Give the total number of lines with the word "Internacionals" in them, and no other words.

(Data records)
— START —

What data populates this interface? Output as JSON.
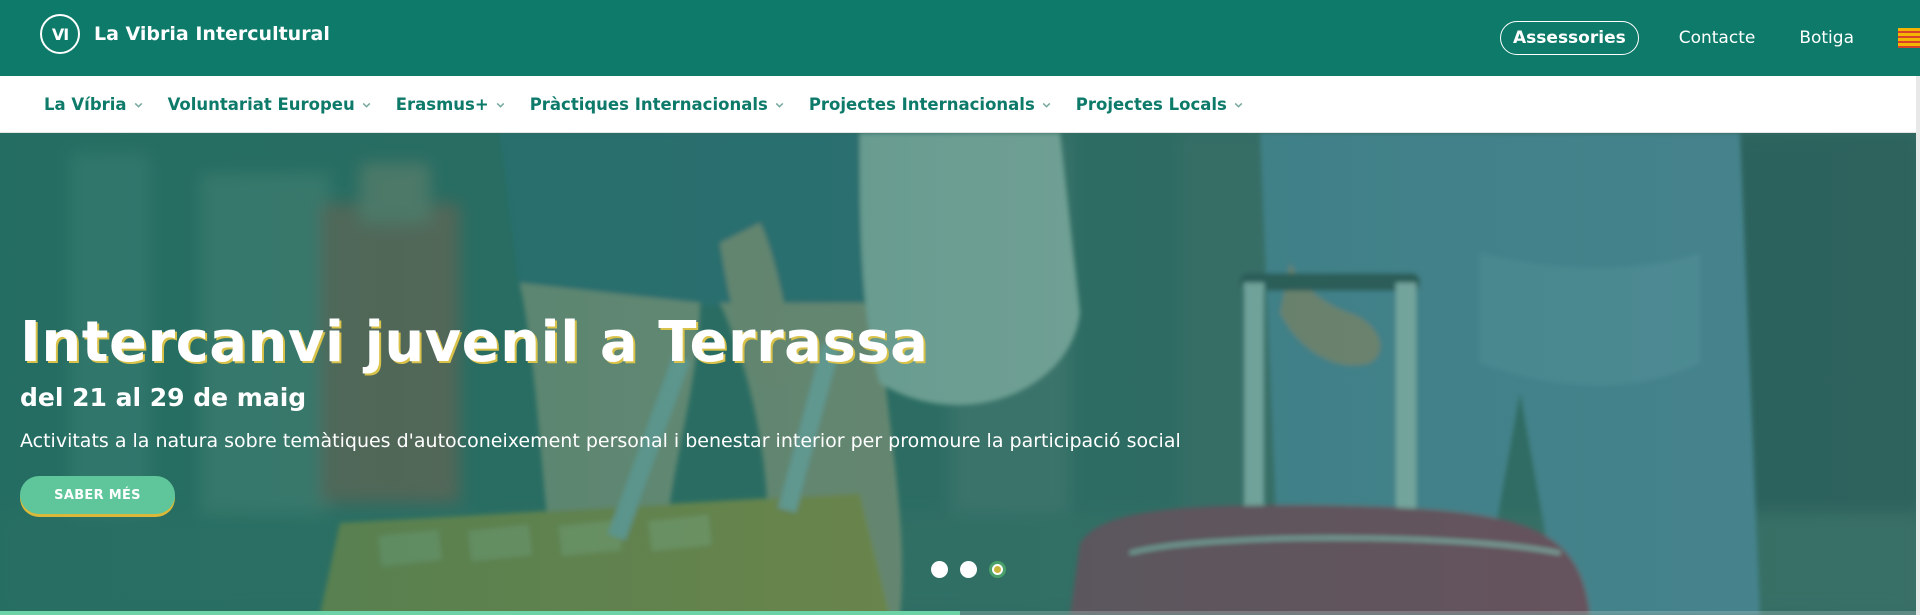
{
  "header": {
    "brand_name": "La Vibria Intercultural",
    "logo_letters": "VI",
    "assessories_label": "Assessories",
    "contact_label": "Contacte",
    "shop_label": "Botiga",
    "language_icon": "catalan-flag-icon"
  },
  "nav": {
    "items": [
      {
        "label": "La Víbria"
      },
      {
        "label": "Voluntariat Europeu"
      },
      {
        "label": "Erasmus+"
      },
      {
        "label": "Pràctiques Internacionals"
      },
      {
        "label": "Projectes Internacionals"
      },
      {
        "label": "Projectes Locals"
      }
    ]
  },
  "hero": {
    "title": "Intercanvi juvenil a Terrassa",
    "date": "del 21 al 29 de maig",
    "description": "Activitats a la natura sobre temàtiques d'autoconeixement personal i benestar interior per promoure la participació social",
    "cta_label": "SABER MÉS",
    "slides_total": 3,
    "active_slide": 3,
    "progress": 0.5
  },
  "colors": {
    "primary": "#0d7a6a",
    "accent": "#5ec69a",
    "highlight": "#d9c24a"
  }
}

— END —

RESULT BELOW: 2